* EXTRACTED DATA
==============================
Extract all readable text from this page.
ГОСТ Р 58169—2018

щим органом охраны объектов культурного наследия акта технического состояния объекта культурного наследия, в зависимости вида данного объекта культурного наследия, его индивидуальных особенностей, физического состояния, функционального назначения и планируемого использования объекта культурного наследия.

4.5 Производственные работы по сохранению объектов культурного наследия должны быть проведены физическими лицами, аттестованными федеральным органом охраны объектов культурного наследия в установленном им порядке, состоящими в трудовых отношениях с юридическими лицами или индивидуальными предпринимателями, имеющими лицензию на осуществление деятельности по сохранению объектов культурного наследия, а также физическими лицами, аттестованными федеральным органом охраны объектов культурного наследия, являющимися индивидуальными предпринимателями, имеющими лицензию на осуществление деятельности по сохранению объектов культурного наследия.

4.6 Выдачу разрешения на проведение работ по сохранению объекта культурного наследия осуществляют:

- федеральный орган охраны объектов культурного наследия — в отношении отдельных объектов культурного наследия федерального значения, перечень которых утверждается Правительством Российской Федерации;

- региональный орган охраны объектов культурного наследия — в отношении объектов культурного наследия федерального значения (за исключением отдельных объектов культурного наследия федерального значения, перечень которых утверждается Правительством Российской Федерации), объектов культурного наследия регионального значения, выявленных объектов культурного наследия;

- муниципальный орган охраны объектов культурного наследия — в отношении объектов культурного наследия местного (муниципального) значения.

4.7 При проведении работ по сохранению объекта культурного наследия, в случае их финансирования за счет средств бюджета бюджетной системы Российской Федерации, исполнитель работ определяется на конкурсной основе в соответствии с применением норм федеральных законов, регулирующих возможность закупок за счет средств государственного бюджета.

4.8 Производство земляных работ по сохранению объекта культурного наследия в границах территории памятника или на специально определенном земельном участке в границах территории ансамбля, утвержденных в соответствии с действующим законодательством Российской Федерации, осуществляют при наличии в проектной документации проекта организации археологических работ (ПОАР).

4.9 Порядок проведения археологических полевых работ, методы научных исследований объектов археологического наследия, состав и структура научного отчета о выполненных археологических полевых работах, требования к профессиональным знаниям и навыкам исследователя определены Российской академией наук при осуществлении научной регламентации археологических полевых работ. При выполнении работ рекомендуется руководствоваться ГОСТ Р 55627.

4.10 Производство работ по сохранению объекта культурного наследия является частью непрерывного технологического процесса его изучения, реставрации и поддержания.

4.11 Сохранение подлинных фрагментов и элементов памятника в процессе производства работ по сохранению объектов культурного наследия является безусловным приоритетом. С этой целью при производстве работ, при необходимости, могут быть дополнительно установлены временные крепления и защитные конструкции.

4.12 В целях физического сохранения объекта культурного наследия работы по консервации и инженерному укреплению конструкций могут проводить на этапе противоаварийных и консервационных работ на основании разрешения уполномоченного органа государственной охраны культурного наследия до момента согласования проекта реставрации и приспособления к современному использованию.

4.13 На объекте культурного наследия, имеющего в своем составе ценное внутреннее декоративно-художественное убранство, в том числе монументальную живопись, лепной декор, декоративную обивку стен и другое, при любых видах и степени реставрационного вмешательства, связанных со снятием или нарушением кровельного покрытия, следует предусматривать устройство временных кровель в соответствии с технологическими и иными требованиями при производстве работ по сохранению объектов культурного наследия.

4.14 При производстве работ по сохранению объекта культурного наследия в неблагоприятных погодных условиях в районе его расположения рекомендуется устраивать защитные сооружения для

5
==============================
* PROBLEM DESCRIPTION
Every record above should be output exactly.

* TASK ANSWER
Extract all readable text from this page.
ГОСТ Р 58169—2018

щим органом охраны объектов культурного наследия акта технического состояния объекта культурного наследия, в зависимости вида данного объекта культурного наследия, его индивидуальных особенностей, физического состояния, функционального назначения и планируемого использования объекта культурного наследия.

4.5 Производственные работы по сохранению объектов культурного наследия должны быть проведены физическими лицами, аттестованными федеральным органом охраны объектов культурного наследия в установленном им порядке, состоящими в трудовых отношениях с юридическими лицами или индивидуальными предпринимателями, имеющими лицензию на осуществление деятельности по сохранению объектов культурного наследия, а также физическими лицами, аттестованными федеральным органом охраны объектов культурного наследия, являющимися индивидуальными предпринимателями, имеющими лицензию на осуществление деятельности по сохранению объектов культурного наследия.

4.6 Выдачу разрешения на проведение работ по сохранению объекта культурного наследия осуществляют:

- федеральный орган охраны объектов культурного наследия — в отношении отдельных объектов культурного наследия федерального значения, перечень которых утверждается Правительством Российской Федерации;

- региональный орган охраны объектов культурного наследия — в отношении объектов культурного наследия федерального значения (за исключением отдельных объектов культурного наследия федерального значения, перечень которых утверждается Правительством Российской Федерации), объектов культурного наследия регионального значения, выявленных объектов культурного наследия;

- муниципальный орган охраны объектов культурного наследия — в отношении объектов культурного наследия местного (муниципального) значения.

4.7 При проведении работ по сохранению объекта культурного наследия, в случае их финансирования за счет средств бюджета бюджетной системы Российской Федерации, исполнитель работ определяется на конкурсной основе в соответствии с применением норм федеральных законов, регулирующих возможность закупок за счет средств государственного бюджета.

4.8 Производство земляных работ по сохранению объекта культурного наследия в границах территории памятника или на специально определенном земельном участке в границах территории ансамбля, утвержденных в соответствии с действующим законодательством Российской Федерации, осуществляют при наличии в проектной документации проекта организации археологических работ (ПОАР).

4.9 Порядок проведения археологических полевых работ, методы научных исследований объектов археологического наследия, состав и структура научного отчета о выполненных археологических полевых работах, требования к профессиональным знаниям и навыкам исследователя определены Российской академией наук при осуществлении научной регламентации археологических полевых работ. При выполнении работ рекомендуется руководствоваться ГОСТ Р 55627.

4.10 Производство работ по сохранению объекта культурного наследия является частью непрерывного технологического процесса его изучения, реставрации и поддержания.

4.11 Сохранение подлинных фрагментов и элементов памятника в процессе производства работ по сохранению объектов культурного наследия является безусловным приоритетом. С этой целью при производстве работ, при необходимости, могут быть дополнительно установлены временные крепления и защитные конструкции.

4.12 В целях физического сохранения объекта культурного наследия работы по консервации и инженерному укреплению конструкций могут проводить на этапе противоаварийных и консервационных работ на основании разрешения уполномоченного органа государственной охраны культурного наследия до момента согласования проекта реставрации и приспособления к современному использованию.

4.13 На объекте культурного наследия, имеющего в своем составе ценное внутреннее декоративно-художественное убранство, в том числе монументальную живопись, лепной декор, декоративную обивку стен и другое, при любых видах и степени реставрационного вмешательства, связанных со снятием или нарушением кровельного покрытия, следует предусматривать устройство временных кровель в соответствии с технологическими и иными требованиями при производстве работ по сохранению объектов культурного наследия.

4.14 При производстве работ по сохранению объекта культурного наследия в неблагоприятных погодных условиях в районе его расположения рекомендуется устраивать защитные сооружения для

5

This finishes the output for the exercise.